Supplied records:
▼
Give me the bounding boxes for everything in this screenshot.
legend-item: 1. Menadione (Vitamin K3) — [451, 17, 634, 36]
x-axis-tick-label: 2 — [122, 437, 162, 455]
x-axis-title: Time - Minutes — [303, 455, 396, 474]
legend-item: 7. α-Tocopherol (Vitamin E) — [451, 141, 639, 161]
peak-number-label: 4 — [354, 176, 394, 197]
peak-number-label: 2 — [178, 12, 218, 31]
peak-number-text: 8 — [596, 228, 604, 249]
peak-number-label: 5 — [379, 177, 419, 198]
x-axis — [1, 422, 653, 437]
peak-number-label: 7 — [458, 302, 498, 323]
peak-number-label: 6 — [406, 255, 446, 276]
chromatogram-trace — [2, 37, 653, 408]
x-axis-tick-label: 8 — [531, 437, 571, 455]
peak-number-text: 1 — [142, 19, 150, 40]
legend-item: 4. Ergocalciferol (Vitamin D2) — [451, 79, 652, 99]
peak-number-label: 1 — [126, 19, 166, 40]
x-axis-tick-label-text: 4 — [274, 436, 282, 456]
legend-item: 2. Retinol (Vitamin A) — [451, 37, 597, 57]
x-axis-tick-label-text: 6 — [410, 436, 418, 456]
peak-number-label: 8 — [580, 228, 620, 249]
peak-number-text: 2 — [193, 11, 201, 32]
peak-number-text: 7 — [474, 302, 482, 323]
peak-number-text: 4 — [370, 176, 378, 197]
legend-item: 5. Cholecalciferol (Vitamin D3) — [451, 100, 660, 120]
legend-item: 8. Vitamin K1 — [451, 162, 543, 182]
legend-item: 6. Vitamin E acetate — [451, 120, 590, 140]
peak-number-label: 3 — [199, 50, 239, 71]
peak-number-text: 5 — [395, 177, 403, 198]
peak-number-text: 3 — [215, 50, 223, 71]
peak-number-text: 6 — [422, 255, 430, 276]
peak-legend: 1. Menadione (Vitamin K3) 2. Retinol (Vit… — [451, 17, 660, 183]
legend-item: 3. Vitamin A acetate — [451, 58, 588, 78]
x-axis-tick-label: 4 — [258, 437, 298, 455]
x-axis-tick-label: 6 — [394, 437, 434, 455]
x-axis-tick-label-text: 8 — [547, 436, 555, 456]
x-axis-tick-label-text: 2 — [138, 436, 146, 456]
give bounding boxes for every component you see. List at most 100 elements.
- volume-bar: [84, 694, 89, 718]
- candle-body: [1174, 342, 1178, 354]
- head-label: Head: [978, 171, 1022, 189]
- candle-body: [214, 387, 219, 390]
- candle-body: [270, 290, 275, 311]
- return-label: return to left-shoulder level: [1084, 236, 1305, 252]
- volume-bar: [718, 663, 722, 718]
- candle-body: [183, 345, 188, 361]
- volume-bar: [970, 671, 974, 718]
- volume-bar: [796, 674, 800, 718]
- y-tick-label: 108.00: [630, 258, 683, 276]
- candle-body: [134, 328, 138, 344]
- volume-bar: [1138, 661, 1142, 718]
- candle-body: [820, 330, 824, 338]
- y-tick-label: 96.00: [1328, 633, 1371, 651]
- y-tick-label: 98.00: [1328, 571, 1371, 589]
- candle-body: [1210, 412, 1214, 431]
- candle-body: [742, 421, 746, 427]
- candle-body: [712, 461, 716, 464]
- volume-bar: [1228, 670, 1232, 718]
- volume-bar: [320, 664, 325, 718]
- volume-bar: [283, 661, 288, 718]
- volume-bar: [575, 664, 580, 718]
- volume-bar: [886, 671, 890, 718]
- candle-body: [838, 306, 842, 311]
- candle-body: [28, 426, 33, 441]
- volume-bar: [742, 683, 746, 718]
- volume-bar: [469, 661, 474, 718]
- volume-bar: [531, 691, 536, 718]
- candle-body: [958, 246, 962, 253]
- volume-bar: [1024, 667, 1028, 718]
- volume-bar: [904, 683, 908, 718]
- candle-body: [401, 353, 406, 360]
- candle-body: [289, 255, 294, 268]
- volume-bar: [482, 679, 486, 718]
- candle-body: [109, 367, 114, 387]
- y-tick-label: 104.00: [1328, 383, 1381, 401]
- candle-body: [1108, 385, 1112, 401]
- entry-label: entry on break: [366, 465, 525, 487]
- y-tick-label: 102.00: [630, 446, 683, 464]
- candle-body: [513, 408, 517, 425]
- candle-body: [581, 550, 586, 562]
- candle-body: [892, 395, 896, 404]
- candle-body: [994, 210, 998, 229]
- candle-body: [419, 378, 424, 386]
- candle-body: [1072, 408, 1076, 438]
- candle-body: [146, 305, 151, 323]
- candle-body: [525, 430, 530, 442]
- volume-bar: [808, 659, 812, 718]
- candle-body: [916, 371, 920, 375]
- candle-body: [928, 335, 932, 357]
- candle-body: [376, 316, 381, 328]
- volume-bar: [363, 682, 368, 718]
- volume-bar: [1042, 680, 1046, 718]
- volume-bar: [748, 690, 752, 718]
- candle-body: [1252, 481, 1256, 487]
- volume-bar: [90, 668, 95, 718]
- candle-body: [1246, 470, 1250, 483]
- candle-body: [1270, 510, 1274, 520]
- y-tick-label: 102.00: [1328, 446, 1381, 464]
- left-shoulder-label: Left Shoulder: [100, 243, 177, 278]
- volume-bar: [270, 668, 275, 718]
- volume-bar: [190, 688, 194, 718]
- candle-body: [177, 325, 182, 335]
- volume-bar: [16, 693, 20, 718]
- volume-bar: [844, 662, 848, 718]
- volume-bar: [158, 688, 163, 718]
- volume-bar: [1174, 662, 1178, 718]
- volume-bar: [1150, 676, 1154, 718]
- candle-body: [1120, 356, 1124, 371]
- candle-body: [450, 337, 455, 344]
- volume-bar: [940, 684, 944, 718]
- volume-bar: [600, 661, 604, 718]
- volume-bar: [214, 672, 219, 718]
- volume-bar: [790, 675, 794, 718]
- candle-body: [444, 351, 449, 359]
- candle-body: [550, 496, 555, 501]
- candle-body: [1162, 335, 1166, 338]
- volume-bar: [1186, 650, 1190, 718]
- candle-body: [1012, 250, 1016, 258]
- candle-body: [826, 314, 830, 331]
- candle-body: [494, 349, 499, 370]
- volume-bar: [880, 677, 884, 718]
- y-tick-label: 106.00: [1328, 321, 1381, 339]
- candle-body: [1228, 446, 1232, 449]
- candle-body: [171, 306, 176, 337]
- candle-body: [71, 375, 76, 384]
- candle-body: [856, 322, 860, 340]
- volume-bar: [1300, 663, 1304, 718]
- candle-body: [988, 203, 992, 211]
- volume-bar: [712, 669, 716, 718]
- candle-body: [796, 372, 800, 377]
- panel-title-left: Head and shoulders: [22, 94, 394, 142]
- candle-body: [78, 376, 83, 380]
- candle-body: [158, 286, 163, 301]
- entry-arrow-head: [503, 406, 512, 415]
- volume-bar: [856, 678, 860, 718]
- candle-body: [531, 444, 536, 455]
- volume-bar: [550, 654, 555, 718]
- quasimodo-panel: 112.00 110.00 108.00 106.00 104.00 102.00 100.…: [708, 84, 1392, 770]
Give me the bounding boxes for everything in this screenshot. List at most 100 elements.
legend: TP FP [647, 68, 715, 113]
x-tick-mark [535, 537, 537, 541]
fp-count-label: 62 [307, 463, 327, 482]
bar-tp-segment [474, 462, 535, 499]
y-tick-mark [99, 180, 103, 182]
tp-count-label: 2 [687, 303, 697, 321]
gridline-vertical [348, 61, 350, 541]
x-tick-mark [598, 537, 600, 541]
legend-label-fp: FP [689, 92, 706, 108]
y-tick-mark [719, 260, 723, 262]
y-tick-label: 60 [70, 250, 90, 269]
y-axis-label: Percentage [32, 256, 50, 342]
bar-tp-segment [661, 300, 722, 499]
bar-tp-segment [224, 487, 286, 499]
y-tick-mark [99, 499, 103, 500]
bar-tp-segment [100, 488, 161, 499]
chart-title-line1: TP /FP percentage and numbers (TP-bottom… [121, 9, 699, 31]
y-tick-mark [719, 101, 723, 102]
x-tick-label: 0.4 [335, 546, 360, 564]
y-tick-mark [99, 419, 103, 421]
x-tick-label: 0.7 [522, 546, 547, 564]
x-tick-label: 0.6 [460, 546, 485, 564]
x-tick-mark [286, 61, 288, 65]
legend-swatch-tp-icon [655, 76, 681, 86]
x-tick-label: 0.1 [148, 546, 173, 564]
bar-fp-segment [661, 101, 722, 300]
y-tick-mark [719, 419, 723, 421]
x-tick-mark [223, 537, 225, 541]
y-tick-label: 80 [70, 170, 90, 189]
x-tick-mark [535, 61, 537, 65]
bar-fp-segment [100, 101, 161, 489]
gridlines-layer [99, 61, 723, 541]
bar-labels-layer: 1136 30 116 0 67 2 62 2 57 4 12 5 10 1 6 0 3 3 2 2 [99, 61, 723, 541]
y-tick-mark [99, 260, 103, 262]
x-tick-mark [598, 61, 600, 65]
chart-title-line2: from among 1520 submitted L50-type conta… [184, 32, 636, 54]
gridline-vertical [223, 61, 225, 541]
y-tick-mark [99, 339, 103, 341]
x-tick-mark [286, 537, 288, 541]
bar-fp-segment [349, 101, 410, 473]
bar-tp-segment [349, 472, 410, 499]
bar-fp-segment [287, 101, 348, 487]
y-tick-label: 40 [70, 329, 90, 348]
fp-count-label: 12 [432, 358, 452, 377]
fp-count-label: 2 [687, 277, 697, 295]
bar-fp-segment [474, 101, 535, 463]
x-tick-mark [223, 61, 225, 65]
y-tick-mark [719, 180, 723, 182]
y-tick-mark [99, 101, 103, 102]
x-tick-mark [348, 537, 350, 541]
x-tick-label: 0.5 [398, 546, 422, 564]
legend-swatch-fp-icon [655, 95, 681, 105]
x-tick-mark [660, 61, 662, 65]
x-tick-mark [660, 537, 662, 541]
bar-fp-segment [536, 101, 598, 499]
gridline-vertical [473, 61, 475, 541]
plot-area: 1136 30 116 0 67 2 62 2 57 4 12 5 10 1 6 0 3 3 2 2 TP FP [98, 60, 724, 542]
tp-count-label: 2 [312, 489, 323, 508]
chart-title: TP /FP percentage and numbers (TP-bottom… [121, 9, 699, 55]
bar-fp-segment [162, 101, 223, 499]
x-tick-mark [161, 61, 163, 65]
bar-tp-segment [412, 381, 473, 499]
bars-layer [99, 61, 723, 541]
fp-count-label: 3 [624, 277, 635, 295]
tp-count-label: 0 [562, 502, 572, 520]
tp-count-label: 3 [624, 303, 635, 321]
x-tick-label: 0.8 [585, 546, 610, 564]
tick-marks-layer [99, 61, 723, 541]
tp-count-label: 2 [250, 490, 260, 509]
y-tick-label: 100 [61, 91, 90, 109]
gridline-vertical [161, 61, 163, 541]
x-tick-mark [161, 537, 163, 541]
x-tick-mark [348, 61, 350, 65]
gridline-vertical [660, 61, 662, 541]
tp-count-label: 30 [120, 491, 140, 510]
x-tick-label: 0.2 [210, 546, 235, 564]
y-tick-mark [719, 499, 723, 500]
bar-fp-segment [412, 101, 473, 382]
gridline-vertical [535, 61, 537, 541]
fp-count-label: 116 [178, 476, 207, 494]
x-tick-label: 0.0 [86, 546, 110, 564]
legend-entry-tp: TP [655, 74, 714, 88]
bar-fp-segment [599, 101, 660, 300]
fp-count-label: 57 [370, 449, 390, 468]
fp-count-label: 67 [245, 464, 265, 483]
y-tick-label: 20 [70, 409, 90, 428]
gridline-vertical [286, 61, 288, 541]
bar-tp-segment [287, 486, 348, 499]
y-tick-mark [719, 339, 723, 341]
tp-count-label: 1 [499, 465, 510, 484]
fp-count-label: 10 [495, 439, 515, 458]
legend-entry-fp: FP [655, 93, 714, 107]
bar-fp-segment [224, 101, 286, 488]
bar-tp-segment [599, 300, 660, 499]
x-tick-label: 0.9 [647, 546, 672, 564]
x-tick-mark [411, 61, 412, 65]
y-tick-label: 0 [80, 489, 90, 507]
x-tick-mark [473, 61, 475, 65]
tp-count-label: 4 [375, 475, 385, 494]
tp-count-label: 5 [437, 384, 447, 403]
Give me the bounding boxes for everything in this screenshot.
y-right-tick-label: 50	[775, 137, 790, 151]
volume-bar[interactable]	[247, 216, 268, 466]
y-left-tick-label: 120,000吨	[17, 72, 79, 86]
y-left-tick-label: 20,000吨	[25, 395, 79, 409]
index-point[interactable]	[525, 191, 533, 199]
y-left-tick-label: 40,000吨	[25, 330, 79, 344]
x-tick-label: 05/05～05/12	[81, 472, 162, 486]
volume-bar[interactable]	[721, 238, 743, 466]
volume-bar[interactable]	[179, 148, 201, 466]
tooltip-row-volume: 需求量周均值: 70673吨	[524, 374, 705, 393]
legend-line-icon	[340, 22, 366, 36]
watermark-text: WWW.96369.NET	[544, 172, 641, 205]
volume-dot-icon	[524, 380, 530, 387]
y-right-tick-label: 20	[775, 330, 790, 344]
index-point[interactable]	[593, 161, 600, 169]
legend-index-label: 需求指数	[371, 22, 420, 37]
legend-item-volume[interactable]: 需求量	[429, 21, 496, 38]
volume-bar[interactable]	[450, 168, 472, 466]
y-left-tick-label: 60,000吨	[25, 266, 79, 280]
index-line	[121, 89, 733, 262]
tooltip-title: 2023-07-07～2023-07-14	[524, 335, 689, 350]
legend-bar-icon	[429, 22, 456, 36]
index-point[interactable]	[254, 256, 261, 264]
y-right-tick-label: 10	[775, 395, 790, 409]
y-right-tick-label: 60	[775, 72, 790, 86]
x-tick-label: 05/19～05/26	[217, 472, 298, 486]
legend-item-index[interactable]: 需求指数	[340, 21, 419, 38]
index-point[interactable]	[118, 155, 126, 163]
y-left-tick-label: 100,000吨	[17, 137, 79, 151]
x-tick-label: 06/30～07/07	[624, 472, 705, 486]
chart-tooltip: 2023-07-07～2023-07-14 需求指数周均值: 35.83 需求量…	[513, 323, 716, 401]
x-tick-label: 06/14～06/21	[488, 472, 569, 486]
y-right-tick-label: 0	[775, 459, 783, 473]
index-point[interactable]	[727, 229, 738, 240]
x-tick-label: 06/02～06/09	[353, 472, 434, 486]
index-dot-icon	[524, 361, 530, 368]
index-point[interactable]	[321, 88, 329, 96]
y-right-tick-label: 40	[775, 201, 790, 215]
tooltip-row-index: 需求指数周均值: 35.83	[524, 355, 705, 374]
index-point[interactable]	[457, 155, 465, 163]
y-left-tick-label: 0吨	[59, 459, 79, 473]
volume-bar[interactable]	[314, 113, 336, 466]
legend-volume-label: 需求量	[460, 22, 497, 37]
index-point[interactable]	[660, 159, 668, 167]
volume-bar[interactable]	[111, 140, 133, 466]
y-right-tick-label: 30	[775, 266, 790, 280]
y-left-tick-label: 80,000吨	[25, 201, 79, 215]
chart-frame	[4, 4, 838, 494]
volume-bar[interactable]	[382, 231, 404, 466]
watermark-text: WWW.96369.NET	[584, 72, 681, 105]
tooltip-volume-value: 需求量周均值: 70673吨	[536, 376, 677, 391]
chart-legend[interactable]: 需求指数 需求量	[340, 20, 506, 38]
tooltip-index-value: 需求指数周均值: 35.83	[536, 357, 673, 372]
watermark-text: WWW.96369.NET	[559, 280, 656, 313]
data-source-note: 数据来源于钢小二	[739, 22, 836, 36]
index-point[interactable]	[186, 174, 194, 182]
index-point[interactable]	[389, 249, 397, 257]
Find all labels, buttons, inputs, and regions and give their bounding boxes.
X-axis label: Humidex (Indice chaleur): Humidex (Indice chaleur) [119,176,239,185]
▲
Task requirements: Rewrite the items from the first line through the line that contains "peak-number-label: 8 — [580, 228, 620, 249]", both ends included, as a numbered list, and leave out any blank lines.

Expected output:
1. Give me the bounding boxes for everything in this screenshot.
2. legend-item: 1. Menadione (Vitamin K3) — [451, 17, 634, 36]
3. x-axis-tick-label: 2 — [122, 437, 162, 455]
4. x-axis-title: Time - Minutes — [303, 455, 396, 474]
5. legend-item: 7. α-Tocopherol (Vitamin E) — [451, 141, 639, 161]
6. peak-number-label: 4 — [354, 176, 394, 197]
7. peak-number-label: 2 — [178, 12, 218, 31]
8. peak-number-text: 8 — [596, 228, 604, 249]
9. peak-number-label: 5 — [379, 177, 419, 198]
10. x-axis — [1, 422, 653, 437]
11. peak-number-label: 7 — [458, 302, 498, 323]
12. peak-number-label: 6 — [406, 255, 446, 276]
13. chromatogram-trace — [2, 37, 653, 408]
14. x-axis-tick-label: 8 — [531, 437, 571, 455]
15. peak-number-text: 1 — [142, 19, 150, 40]
16. legend-item: 4. Ergocalciferol (Vitamin D2) — [451, 79, 652, 99]
17. peak-number-label: 1 — [126, 19, 166, 40]
18. x-axis-tick-label-text: 4 — [274, 436, 282, 456]
19. legend-item: 2. Retinol (Vitamin A) — [451, 37, 597, 57]
20. x-axis-tick-label-text: 6 — [410, 436, 418, 456]
21. peak-number-label: 8 — [580, 228, 620, 249]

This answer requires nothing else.